- TASK DETAILS -
Quote every line of the records below word for word, omitting the pictures from your answer.

Layout dataset records:

::::::

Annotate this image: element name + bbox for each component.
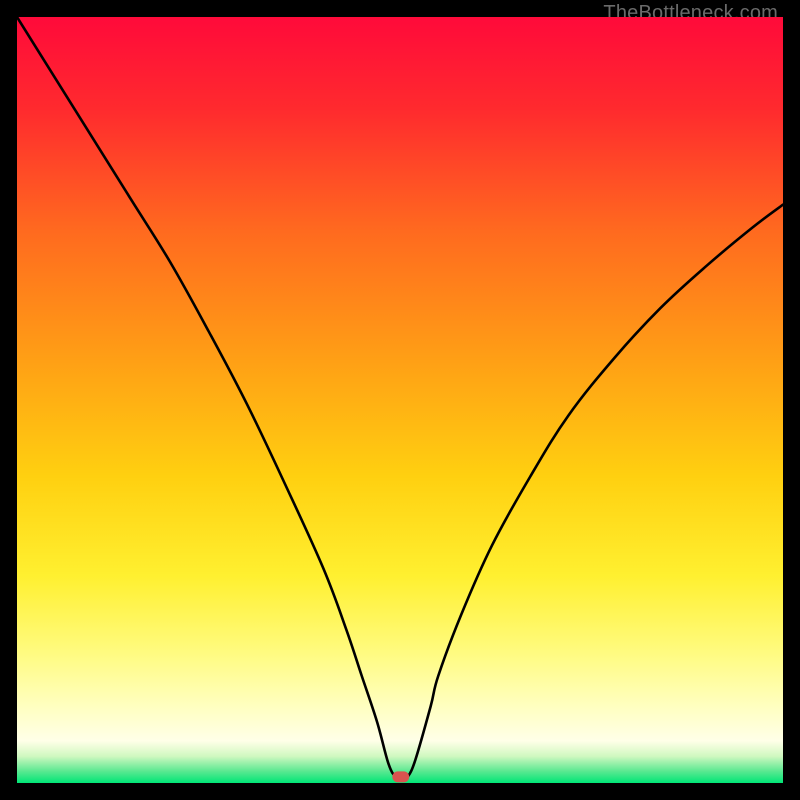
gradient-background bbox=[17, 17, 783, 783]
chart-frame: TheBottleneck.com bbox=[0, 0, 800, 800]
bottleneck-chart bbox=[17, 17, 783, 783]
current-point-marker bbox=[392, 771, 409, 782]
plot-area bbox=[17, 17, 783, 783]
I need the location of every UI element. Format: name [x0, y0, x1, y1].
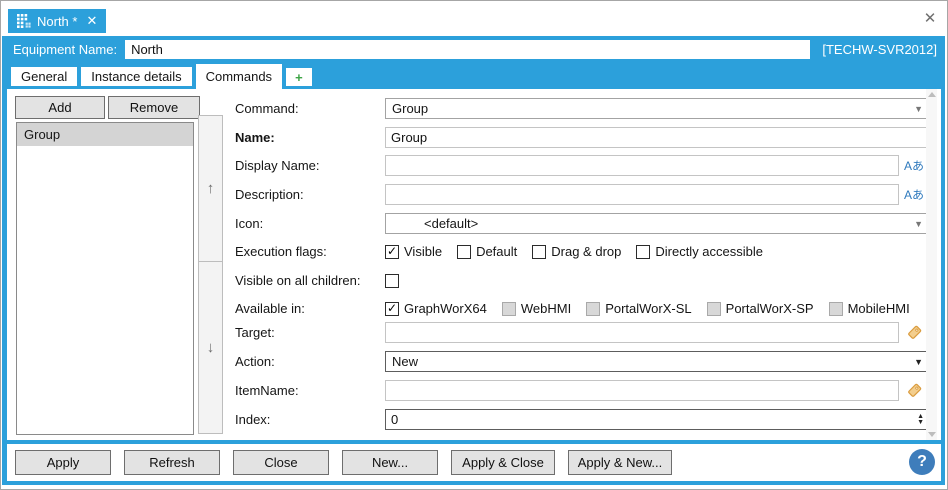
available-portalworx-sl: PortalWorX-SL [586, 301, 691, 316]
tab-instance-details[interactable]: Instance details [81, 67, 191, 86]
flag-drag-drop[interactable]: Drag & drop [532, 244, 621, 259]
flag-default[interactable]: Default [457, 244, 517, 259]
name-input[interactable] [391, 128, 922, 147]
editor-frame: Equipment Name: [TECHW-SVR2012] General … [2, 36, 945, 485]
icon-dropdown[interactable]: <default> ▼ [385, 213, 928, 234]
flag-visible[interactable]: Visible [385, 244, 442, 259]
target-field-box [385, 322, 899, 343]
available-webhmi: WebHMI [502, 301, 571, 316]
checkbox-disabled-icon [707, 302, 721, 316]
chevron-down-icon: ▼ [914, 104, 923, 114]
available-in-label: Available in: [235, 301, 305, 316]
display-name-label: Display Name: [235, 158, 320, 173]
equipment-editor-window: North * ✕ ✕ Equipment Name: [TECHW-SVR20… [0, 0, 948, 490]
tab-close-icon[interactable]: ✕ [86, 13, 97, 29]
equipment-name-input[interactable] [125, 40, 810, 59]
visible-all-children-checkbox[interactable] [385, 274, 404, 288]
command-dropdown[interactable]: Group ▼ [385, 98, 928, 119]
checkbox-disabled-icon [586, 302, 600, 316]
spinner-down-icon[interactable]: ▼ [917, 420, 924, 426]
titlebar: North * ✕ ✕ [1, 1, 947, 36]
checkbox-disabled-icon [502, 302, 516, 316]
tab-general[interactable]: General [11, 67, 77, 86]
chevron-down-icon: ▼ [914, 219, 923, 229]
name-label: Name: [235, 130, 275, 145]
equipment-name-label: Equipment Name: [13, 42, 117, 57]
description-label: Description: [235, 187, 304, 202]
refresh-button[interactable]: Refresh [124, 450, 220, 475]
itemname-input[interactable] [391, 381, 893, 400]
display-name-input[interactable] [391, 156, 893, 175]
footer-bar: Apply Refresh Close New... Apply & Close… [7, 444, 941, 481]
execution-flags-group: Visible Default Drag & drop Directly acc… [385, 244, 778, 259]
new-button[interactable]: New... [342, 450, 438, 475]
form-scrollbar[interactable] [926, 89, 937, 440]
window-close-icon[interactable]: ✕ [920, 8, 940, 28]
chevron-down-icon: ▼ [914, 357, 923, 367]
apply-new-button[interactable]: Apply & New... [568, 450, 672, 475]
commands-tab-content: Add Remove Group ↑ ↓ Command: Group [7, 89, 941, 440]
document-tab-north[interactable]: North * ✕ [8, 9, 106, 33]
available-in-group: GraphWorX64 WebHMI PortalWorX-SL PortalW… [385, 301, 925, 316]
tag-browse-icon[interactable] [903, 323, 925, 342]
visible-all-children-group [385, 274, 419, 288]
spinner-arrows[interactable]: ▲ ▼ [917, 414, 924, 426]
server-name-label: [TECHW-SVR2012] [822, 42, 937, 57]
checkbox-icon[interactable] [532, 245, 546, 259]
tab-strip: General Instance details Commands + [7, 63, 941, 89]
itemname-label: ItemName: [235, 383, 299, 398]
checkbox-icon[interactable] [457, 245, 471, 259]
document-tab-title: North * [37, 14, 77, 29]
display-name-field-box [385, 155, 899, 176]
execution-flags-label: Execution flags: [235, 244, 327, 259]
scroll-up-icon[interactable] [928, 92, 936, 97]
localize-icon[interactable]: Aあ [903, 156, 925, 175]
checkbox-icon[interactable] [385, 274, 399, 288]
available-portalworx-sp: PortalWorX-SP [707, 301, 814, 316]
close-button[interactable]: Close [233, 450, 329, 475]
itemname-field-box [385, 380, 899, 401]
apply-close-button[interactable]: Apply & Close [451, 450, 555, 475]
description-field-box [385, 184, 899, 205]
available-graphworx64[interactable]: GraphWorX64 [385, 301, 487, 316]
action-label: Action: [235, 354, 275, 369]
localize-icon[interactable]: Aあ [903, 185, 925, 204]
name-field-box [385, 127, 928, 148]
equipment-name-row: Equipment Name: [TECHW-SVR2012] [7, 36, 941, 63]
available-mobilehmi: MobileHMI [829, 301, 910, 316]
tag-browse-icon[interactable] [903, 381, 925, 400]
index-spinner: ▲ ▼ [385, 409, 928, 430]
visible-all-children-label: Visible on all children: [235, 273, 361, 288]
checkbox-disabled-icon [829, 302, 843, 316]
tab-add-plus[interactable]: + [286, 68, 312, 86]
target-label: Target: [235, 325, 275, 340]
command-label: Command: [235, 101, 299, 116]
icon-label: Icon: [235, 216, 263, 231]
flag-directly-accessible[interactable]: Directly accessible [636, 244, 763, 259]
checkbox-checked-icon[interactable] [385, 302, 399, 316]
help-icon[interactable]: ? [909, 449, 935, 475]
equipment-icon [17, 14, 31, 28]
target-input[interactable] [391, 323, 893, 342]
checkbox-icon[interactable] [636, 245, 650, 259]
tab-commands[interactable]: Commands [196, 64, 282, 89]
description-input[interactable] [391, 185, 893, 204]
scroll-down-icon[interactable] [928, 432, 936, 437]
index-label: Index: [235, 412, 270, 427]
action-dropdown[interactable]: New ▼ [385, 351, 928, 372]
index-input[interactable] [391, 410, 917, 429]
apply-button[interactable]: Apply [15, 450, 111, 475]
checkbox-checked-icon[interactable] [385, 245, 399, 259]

::::::

- COMPLETE RESPONSE -
Annotate this image: element name + bbox for each component.
gradient-background bbox=[17, 17, 783, 783]
chart-frame: TheBottleneck.com bbox=[0, 0, 800, 800]
bottleneck-chart bbox=[17, 17, 783, 783]
current-point-marker bbox=[392, 771, 409, 782]
plot-area bbox=[17, 17, 783, 783]
I need the location of every UI element. Format: name [x0, y0, x1, y1].
available-portalworx-sl: PortalWorX-SL [586, 301, 691, 316]
tab-instance-details[interactable]: Instance details [81, 67, 191, 86]
flag-drag-drop[interactable]: Drag & drop [532, 244, 621, 259]
flag-default[interactable]: Default [457, 244, 517, 259]
name-input[interactable] [391, 128, 922, 147]
editor-frame: Equipment Name: [TECHW-SVR2012] General … [2, 36, 945, 485]
icon-dropdown[interactable]: <default> ▼ [385, 213, 928, 234]
flag-visible[interactable]: Visible [385, 244, 442, 259]
target-field-box [385, 322, 899, 343]
available-webhmi: WebHMI [502, 301, 571, 316]
checkbox-disabled-icon [707, 302, 721, 316]
chevron-down-icon: ▼ [914, 104, 923, 114]
available-in-label: Available in: [235, 301, 305, 316]
display-name-label: Display Name: [235, 158, 320, 173]
equipment-editor-window: North * ✕ ✕ Equipment Name: [TECHW-SVR20… [0, 0, 948, 490]
tab-close-icon[interactable]: ✕ [86, 13, 97, 29]
equipment-name-input[interactable] [125, 40, 810, 59]
visible-all-children-checkbox[interactable] [385, 274, 404, 288]
command-dropdown[interactable]: Group ▼ [385, 98, 928, 119]
checkbox-disabled-icon [586, 302, 600, 316]
spinner-down-icon[interactable]: ▼ [917, 420, 924, 426]
titlebar: North * ✕ ✕ [1, 1, 947, 36]
checkbox-disabled-icon [502, 302, 516, 316]
tab-general[interactable]: General [11, 67, 77, 86]
chevron-down-icon: ▼ [914, 219, 923, 229]
name-label: Name: [235, 130, 275, 145]
equipment-name-label: Equipment Name: [13, 42, 117, 57]
description-label: Description: [235, 187, 304, 202]
refresh-button[interactable]: Refresh [124, 450, 220, 475]
itemname-input[interactable] [391, 381, 893, 400]
display-name-input[interactable] [391, 156, 893, 175]
footer-bar: Apply Refresh Close New... Apply & Close… [7, 444, 941, 481]
execution-flags-group: Visible Default Drag & drop Directly acc… [385, 244, 778, 259]
new-button[interactable]: New... [342, 450, 438, 475]
form-scrollbar[interactable] [926, 89, 937, 440]
window-close-icon[interactable]: ✕ [920, 8, 940, 28]
chevron-down-icon: ▼ [914, 357, 923, 367]
apply-new-button[interactable]: Apply & New... [568, 450, 672, 475]
commands-tab-content: Add Remove Group ↑ ↓ Command: Group [7, 89, 941, 440]
document-tab-north[interactable]: North * ✕ [8, 9, 106, 33]
available-in-group: GraphWorX64 WebHMI PortalWorX-SL PortalW… [385, 301, 925, 316]
tag-browse-icon[interactable] [903, 323, 925, 342]
visible-all-children-group [385, 274, 419, 288]
spinner-arrows[interactable]: ▲ ▼ [917, 414, 924, 426]
server-name-label: [TECHW-SVR2012] [822, 42, 937, 57]
checkbox-icon[interactable] [532, 245, 546, 259]
tab-strip: General Instance details Commands + [7, 63, 941, 89]
itemname-label: ItemName: [235, 383, 299, 398]
checkbox-icon[interactable] [457, 245, 471, 259]
document-tab-title: North * [37, 14, 77, 29]
display-name-field-box [385, 155, 899, 176]
execution-flags-label: Execution flags: [235, 244, 327, 259]
scroll-up-icon[interactable] [928, 92, 936, 97]
localize-icon[interactable]: Aあ [903, 156, 925, 175]
checkbox-icon[interactable] [385, 274, 399, 288]
available-portalworx-sp: PortalWorX-SP [707, 301, 814, 316]
close-button[interactable]: Close [233, 450, 329, 475]
itemname-field-box [385, 380, 899, 401]
apply-close-button[interactable]: Apply & Close [451, 450, 555, 475]
description-field-box [385, 184, 899, 205]
available-graphworx64[interactable]: GraphWorX64 [385, 301, 487, 316]
action-label: Action: [235, 354, 275, 369]
localize-icon[interactable]: Aあ [903, 185, 925, 204]
name-field-box [385, 127, 928, 148]
equipment-name-row: Equipment Name: [TECHW-SVR2012] [7, 36, 941, 63]
available-mobilehmi: MobileHMI [829, 301, 910, 316]
tag-browse-icon[interactable] [903, 381, 925, 400]
index-spinner: ▲ ▼ [385, 409, 928, 430]
visible-all-children-label: Visible on all children: [235, 273, 361, 288]
checkbox-disabled-icon [829, 302, 843, 316]
tab-add-plus[interactable]: + [286, 68, 312, 86]
target-label: Target: [235, 325, 275, 340]
command-label: Command: [235, 101, 299, 116]
icon-label: Icon: [235, 216, 263, 231]
flag-directly-accessible[interactable]: Directly accessible [636, 244, 763, 259]
checkbox-checked-icon[interactable] [385, 302, 399, 316]
help-icon[interactable]: ? [909, 449, 935, 475]
equipment-icon [17, 14, 31, 28]
target-input[interactable] [391, 323, 893, 342]
checkbox-icon[interactable] [636, 245, 650, 259]
tab-commands[interactable]: Commands [196, 64, 282, 89]
description-input[interactable] [391, 185, 893, 204]
scroll-down-icon[interactable] [928, 432, 936, 437]
index-label: Index: [235, 412, 270, 427]
action-dropdown[interactable]: New ▼ [385, 351, 928, 372]
index-input[interactable] [391, 410, 917, 429]
apply-button[interactable]: Apply [15, 450, 111, 475]
checkbox-checked-icon[interactable] [385, 245, 399, 259]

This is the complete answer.